--- TAREAS Y EJERCICIOS ---
1. Enumera todas las personas que se mencionan por su nombre en el texto sobre el mitin de Trump.
2. Escribe cómo sigue el texto sobre el mitin de Trump a partir de su última oración.

--- BLOQUE DE TEXTO ---
A un costado hay dos tipos de polera negra, jeans apretados y botas. Los dos son rubios y sus formas de mirar, sus cortes de pelo y sus barbas recuerdan a los que usan los personajes de la serie Vikings. Un periodista a mi lado me dice: “¿ves el tatuaje que tiene ese en el brazo? Es el símbolo de los Aryan Nation. Supremacistas blancos”.
“Estoy súper emocionada”, dice Julie. Está como voluntaria, y la he visto varias veces porque me ha ayudado a conseguir mis credenciales. Es una mujer amable, toda sonrisa, de unos 50 años. “Para mí es como salir del clóset, aunque igual vine escondida de mi familia, no quiero que sepan. La mayoría son liberales y, cuando opinan, yo me quedo callada. Aquí me siento libre. ¡Mira todo esto! ¿Lo estás disfrutando?”.
Ahora nos dicen a la prensa que tenemos que meternos en la zona designada, detrás de unas rejas. Es una jaula. Yo quiero salir, quiero poder ver más de cerca al presidente, quizás hacerle una pregunta. Pido devolver mis credenciales. Nadie sabe bien qué decirme hasta que llega Erin Perrine, subdirectora de Comunicaciones de la campaña de Trump. Se planta frente a mí, me mira desafiante, seria, me pregunta qué pasa. Le digo que quiero salir, que quiero estar con el público. Me dice seca: “No puedes”. Yo vuelvo a la jaula.
Ir a un mitin de Trump es ir a ver un stand up comedy. Es más divertido que Dave Chappelle, el comediante conservador negro de moda. Porque a pesar de las cosas que dice, yo me sorprendo riéndome, disfrutando, pasándolo bien. ¿No debería estar asustado, o espantado por lo que dice, por la forma de burlarse de Nancy Pelosi, por lo que está diciendo sobre Ilhan Omar, diputada por Minnesota de ascendencia somalí? ¿No debería estar avergonzado de mí mismo? La verdad es que no lo estoy. ¿Por qué él se burlará así de la gente, con total confianza? Porque puede. ¿Es esa la manera de ejercer la libertad?

--- Material guardado de una colección ---
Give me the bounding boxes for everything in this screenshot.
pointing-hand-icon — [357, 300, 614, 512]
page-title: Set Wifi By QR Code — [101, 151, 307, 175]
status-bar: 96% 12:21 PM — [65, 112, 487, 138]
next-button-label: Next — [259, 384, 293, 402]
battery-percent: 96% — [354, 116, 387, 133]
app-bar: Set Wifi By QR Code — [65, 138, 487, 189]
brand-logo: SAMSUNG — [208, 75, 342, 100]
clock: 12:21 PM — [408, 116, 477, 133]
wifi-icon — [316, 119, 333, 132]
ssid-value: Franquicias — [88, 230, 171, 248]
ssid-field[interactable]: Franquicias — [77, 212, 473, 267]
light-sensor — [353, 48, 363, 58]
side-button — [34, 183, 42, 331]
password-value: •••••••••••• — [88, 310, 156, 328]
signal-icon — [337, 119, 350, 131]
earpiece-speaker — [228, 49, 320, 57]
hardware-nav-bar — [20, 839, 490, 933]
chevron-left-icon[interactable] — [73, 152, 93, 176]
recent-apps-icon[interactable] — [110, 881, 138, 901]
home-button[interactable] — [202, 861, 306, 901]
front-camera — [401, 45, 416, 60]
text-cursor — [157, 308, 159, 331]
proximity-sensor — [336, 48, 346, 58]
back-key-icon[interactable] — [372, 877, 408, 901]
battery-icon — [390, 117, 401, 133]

--- RESULTADOS DEL EJERCICIO ---
1. Julie, Erin Perrine, Trump, Dave Chappelle, Nancy Pelosi, Ilhan Omar

2.
Un niño, de no más de 3 años, corretea y juega con sus papás. El papá, de mirada apretada, grita consignas apenas tiene la oportunidad; la mamá, rubia y bajita, aplaude sin parar. En un momento el papá toma en brazos al niño y, mientras Trump llama a la prensa “deshonesta. Lo peor que le puede pasar a este país”, el papá le enseña al niño a hacer un gesto de desaprobación con el pulgar hacia abajo, un gesto a favor de Trump. El niño sigue haciéndolo hacia arriba, pero el papá le dobla la mano al niño con fuerza. Él se ríe, juega porque puede.
¿Hitler habrá provocado lo mismo en las personas? Es como en la película “Ha vuelto” (2015), en la que Hitler vuelve a la vida en la Berlín actual y usa los medios de comunicación para difundir su mensaje. Nadie le cree mucho, sus seguidores lo aman, se ríen, gritan, se burlan. A pesar de tener tres tipos de gestos con los brazos, o hacia los lados, o hacia arriba, o hacia abajo, Trump sabe lo que está haciendo, lo ha hecho durante años, eso de entretener a las masas, sabe que les gustan los reality shows tipo “The Apprentice”. Lo que dice, sea verdad o no, emociona. Te sacude, te tira, te levanta, te hace reír y después de golpea, y quieres más. Es estar arriba de una montaña rusa, se te aprieta la guata solo pensando en la bajada que viene, pero lo disfrutas y no quieres que se termine nunca. Quieres seguir sintiendo que estás en la cima, que estás ganando, aunque cuando todo se termine vuelvas a tu casa en el suburbio pobre a tomar cerveza y mirar la televisión. Tú estás en lo correcto, todo es culpa de los liberales. Puedes pensar así, hazlo, y tienen que respetarte.
Después de dos horas en las que habló mal de todos, presumió de su potencia y de sus habilidades negociadoras, contó anécdotas de sus encuentros con los presidentes de Corea del Norte y de Europa y asegurar que Estados Unidos está “mejor que nunca”, Trump termina su discurso diciendo que necesita a la gente, al pueblo estadounidense, para seguir “ganando, ganando y ganando. Ya hemos vencido al fascismo, ya hemos vencido al comunismo. Nadie nos puede derrotar”. Todos deliran, Trump extiende las manos hacia los lados, como un padre que abraza, y luego se va. Se acabó.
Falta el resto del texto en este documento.